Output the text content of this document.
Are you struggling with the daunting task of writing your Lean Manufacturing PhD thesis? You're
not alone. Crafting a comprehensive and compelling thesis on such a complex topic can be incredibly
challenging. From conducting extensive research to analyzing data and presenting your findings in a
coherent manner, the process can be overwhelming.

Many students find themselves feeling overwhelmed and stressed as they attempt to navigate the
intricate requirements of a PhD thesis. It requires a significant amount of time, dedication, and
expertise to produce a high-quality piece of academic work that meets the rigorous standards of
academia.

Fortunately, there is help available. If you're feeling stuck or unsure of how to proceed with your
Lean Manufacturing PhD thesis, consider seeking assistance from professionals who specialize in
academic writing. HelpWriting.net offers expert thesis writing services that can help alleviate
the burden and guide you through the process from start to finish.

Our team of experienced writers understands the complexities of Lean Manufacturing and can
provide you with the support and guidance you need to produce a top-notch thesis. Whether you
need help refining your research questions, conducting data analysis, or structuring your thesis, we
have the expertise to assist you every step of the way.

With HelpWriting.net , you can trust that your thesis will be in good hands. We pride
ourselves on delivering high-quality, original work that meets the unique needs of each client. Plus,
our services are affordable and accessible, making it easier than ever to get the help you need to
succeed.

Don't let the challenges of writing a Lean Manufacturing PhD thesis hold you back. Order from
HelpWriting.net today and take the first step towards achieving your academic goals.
----------------
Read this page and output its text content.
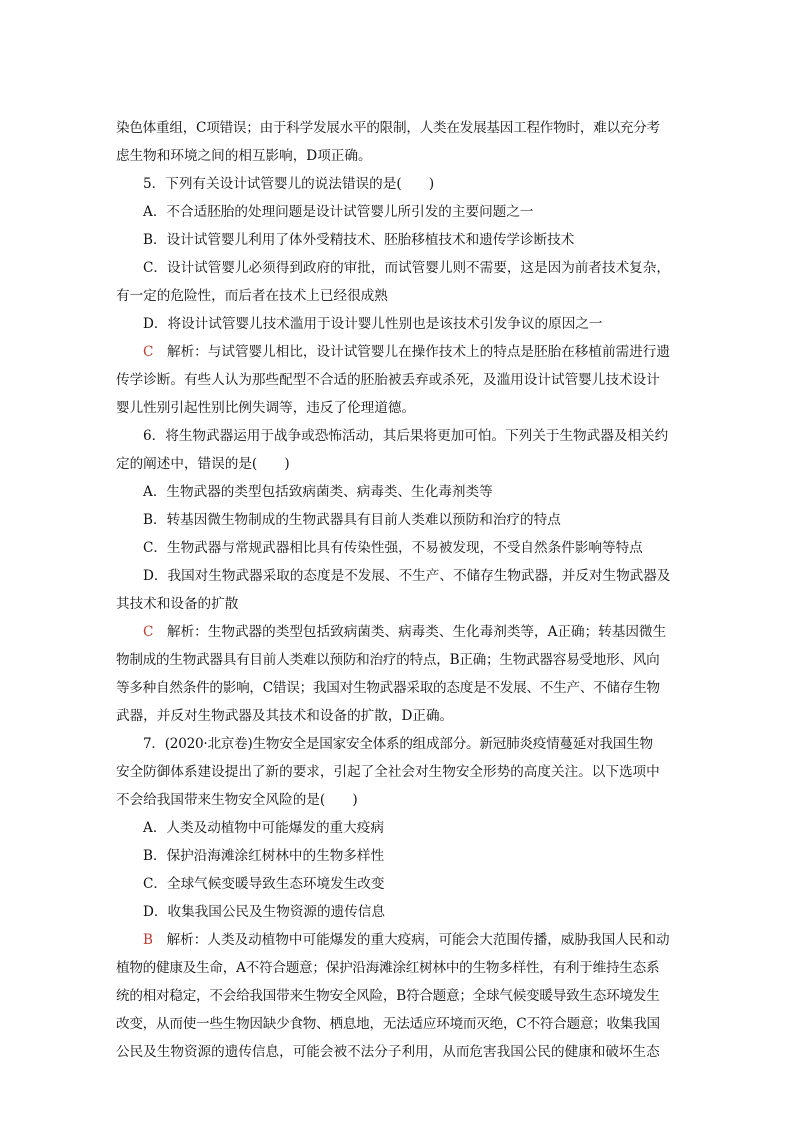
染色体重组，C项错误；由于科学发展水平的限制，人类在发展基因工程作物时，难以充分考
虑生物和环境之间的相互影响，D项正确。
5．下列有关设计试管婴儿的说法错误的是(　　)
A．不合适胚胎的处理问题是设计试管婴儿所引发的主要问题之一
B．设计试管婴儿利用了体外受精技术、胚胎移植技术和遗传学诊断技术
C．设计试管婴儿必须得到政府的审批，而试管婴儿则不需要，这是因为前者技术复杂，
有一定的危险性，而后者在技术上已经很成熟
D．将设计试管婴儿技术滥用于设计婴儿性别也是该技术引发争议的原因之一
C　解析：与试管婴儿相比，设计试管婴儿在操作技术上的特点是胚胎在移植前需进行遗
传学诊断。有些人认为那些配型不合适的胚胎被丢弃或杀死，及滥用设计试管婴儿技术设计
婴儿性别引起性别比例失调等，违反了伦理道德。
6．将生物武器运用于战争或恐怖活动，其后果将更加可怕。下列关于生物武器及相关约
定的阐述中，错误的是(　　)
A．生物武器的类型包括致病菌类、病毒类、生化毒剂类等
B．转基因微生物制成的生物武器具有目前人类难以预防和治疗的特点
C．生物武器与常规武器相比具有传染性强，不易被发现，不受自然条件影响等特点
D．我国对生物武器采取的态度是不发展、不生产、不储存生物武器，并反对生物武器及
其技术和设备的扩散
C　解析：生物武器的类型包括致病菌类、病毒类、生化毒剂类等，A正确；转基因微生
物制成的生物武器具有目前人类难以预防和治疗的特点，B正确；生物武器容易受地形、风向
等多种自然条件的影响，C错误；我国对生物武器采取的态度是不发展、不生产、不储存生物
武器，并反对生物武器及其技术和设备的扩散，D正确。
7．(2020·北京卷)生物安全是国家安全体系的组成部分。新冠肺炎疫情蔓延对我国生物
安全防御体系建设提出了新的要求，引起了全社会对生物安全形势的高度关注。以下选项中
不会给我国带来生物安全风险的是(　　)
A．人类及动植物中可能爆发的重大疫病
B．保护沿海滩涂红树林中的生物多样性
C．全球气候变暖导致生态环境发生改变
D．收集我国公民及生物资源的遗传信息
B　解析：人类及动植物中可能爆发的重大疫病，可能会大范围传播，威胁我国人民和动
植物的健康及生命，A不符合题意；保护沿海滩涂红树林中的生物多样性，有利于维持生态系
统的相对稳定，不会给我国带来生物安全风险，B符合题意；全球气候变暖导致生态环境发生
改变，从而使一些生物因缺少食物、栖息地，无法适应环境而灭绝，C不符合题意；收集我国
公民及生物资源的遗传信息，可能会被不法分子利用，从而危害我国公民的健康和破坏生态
----------------
Requirement: For each line in the data above that contains the string "this", extract the line.

Task solution:
Output the text content of this document.
Read this page and output its text content.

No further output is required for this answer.